» **GOAL**
Every line of the material is to be quoted verbatim, minus the pictures.

begin

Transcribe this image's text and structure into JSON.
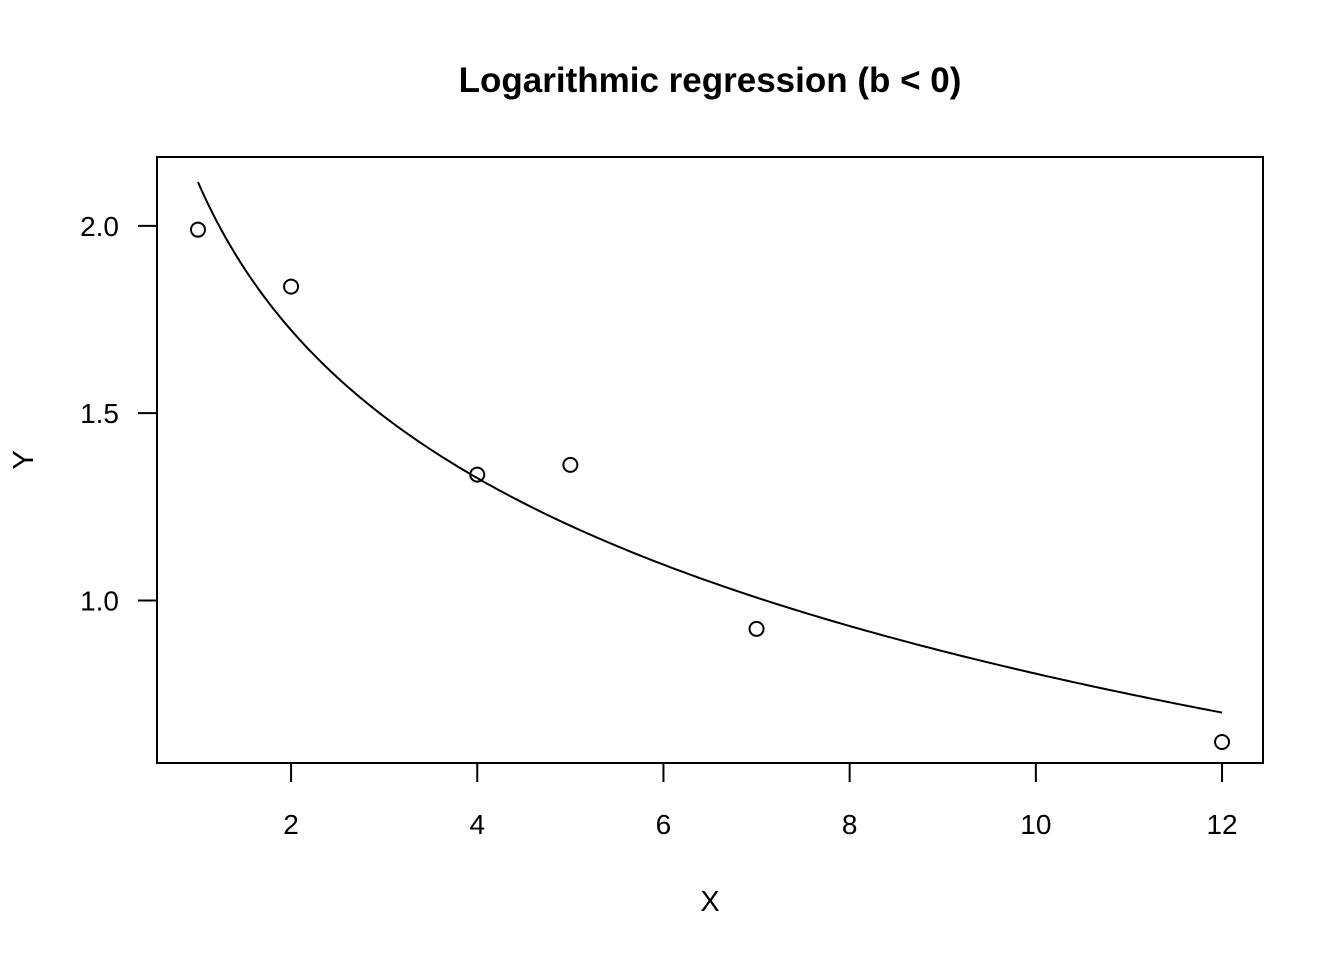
{
  "chart_data": {
    "type": "scatter",
    "title": "Logarithmic regression (b < 0)",
    "xlabel": "X",
    "ylabel": "Y",
    "xlim": [
      0.56,
      12.44
    ],
    "ylim": [
      0.566,
      2.184
    ],
    "x_ticks": [
      2,
      4,
      6,
      8,
      10,
      12
    ],
    "x_tick_labels": [
      "2",
      "4",
      "6",
      "8",
      "10",
      "12"
    ],
    "y_ticks": [
      1.0,
      1.5,
      2.0
    ],
    "y_tick_labels": [
      "1.0",
      "1.5",
      "2.0"
    ],
    "grid": false,
    "points": [
      {
        "x": 1,
        "y": 1.99
      },
      {
        "x": 2,
        "y": 1.838
      },
      {
        "x": 4,
        "y": 1.336
      },
      {
        "x": 5,
        "y": 1.362
      },
      {
        "x": 7,
        "y": 0.924
      },
      {
        "x": 12,
        "y": 0.622
      }
    ],
    "fit": {
      "model": "y = a + b*ln(x)",
      "a": 2.117,
      "b": -0.57,
      "x_range": [
        1,
        12
      ]
    }
  }
}
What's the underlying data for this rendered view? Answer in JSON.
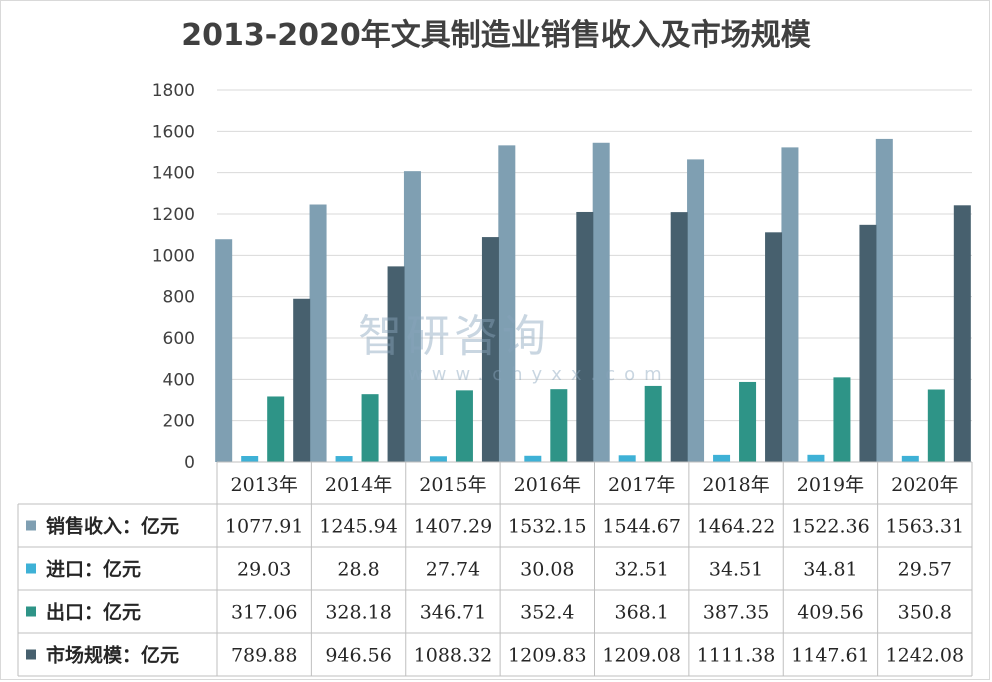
{
  "chart_data": {
    "type": "bar",
    "title": "2013-2020年文具制造业销售收入及市场规模",
    "categories": [
      "2013年",
      "2014年",
      "2015年",
      "2016年",
      "2017年",
      "2018年",
      "2019年",
      "2020年"
    ],
    "series": [
      {
        "name": "销售收入：亿元",
        "color": "#7f9fb2",
        "values": [
          1077.91,
          1245.94,
          1407.29,
          1532.15,
          1544.67,
          1464.22,
          1522.36,
          1563.31
        ]
      },
      {
        "name": "进口：亿元",
        "color": "#3eb1d6",
        "values": [
          29.03,
          28.8,
          27.74,
          30.08,
          32.51,
          34.51,
          34.81,
          29.57
        ]
      },
      {
        "name": "出口：亿元",
        "color": "#2e9487",
        "values": [
          317.06,
          328.18,
          346.71,
          352.4,
          368.1,
          387.35,
          409.56,
          350.8
        ]
      },
      {
        "name": "市场规模：亿元",
        "color": "#47606e",
        "values": [
          789.88,
          946.56,
          1088.32,
          1209.83,
          1209.08,
          1111.38,
          1147.61,
          1242.08
        ]
      }
    ],
    "table_labels": [
      [
        "1077.91",
        "1245.94",
        "1407.29",
        "1532.15",
        "1544.67",
        "1464.22",
        "1522.36",
        "1563.31"
      ],
      [
        "29.03",
        "28.8",
        "27.74",
        "30.08",
        "32.51",
        "34.51",
        "34.81",
        "29.57"
      ],
      [
        "317.06",
        "328.18",
        "346.71",
        "352.4",
        "368.1",
        "387.35",
        "409.56",
        "350.8"
      ],
      [
        "789.88",
        "946.56",
        "1088.32",
        "1209.83",
        "1209.08",
        "1111.38",
        "1147.61",
        "1242.08"
      ]
    ],
    "ylim": [
      0,
      1800
    ],
    "yticks": [
      0,
      200,
      400,
      600,
      800,
      1000,
      1200,
      1400,
      1600,
      1800
    ],
    "grid": true,
    "legend": "data-table"
  },
  "watermark": {
    "brand": "智研咨询",
    "url": "www.chyxx.com"
  }
}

end

» **COMPLETE OUTPUT**
Transcribe this image's text and structure into JSON.
{
  "chart_data": {
    "type": "scatter",
    "title": "Logarithmic regression (b < 0)",
    "xlabel": "X",
    "ylabel": "Y",
    "xlim": [
      0.56,
      12.44
    ],
    "ylim": [
      0.566,
      2.184
    ],
    "x_ticks": [
      2,
      4,
      6,
      8,
      10,
      12
    ],
    "x_tick_labels": [
      "2",
      "4",
      "6",
      "8",
      "10",
      "12"
    ],
    "y_ticks": [
      1.0,
      1.5,
      2.0
    ],
    "y_tick_labels": [
      "1.0",
      "1.5",
      "2.0"
    ],
    "grid": false,
    "points": [
      {
        "x": 1,
        "y": 1.99
      },
      {
        "x": 2,
        "y": 1.838
      },
      {
        "x": 4,
        "y": 1.336
      },
      {
        "x": 5,
        "y": 1.362
      },
      {
        "x": 7,
        "y": 0.924
      },
      {
        "x": 12,
        "y": 0.622
      }
    ],
    "fit": {
      "model": "y = a + b*ln(x)",
      "a": 2.117,
      "b": -0.57,
      "x_range": [
        1,
        12
      ]
    }
  }
}
What's the underlying data for this rendered view? Answer in JSON.
{
  "chart_data": {
    "type": "bar",
    "title": "2013-2020年文具制造业销售收入及市场规模",
    "categories": [
      "2013年",
      "2014年",
      "2015年",
      "2016年",
      "2017年",
      "2018年",
      "2019年",
      "2020年"
    ],
    "series": [
      {
        "name": "销售收入：亿元",
        "color": "#7f9fb2",
        "values": [
          1077.91,
          1245.94,
          1407.29,
          1532.15,
          1544.67,
          1464.22,
          1522.36,
          1563.31
        ]
      },
      {
        "name": "进口：亿元",
        "color": "#3eb1d6",
        "values": [
          29.03,
          28.8,
          27.74,
          30.08,
          32.51,
          34.51,
          34.81,
          29.57
        ]
      },
      {
        "name": "出口：亿元",
        "color": "#2e9487",
        "values": [
          317.06,
          328.18,
          346.71,
          352.4,
          368.1,
          387.35,
          409.56,
          350.8
        ]
      },
      {
        "name": "市场规模：亿元",
        "color": "#47606e",
        "values": [
          789.88,
          946.56,
          1088.32,
          1209.83,
          1209.08,
          1111.38,
          1147.61,
          1242.08
        ]
      }
    ],
    "table_labels": [
      [
        "1077.91",
        "1245.94",
        "1407.29",
        "1532.15",
        "1544.67",
        "1464.22",
        "1522.36",
        "1563.31"
      ],
      [
        "29.03",
        "28.8",
        "27.74",
        "30.08",
        "32.51",
        "34.51",
        "34.81",
        "29.57"
      ],
      [
        "317.06",
        "328.18",
        "346.71",
        "352.4",
        "368.1",
        "387.35",
        "409.56",
        "350.8"
      ],
      [
        "789.88",
        "946.56",
        "1088.32",
        "1209.83",
        "1209.08",
        "1111.38",
        "1147.61",
        "1242.08"
      ]
    ],
    "ylim": [
      0,
      1800
    ],
    "yticks": [
      0,
      200,
      400,
      600,
      800,
      1000,
      1200,
      1400,
      1600,
      1800
    ],
    "grid": true,
    "legend": "data-table"
  },
  "watermark": {
    "brand": "智研咨询",
    "url": "www.chyxx.com"
  }
}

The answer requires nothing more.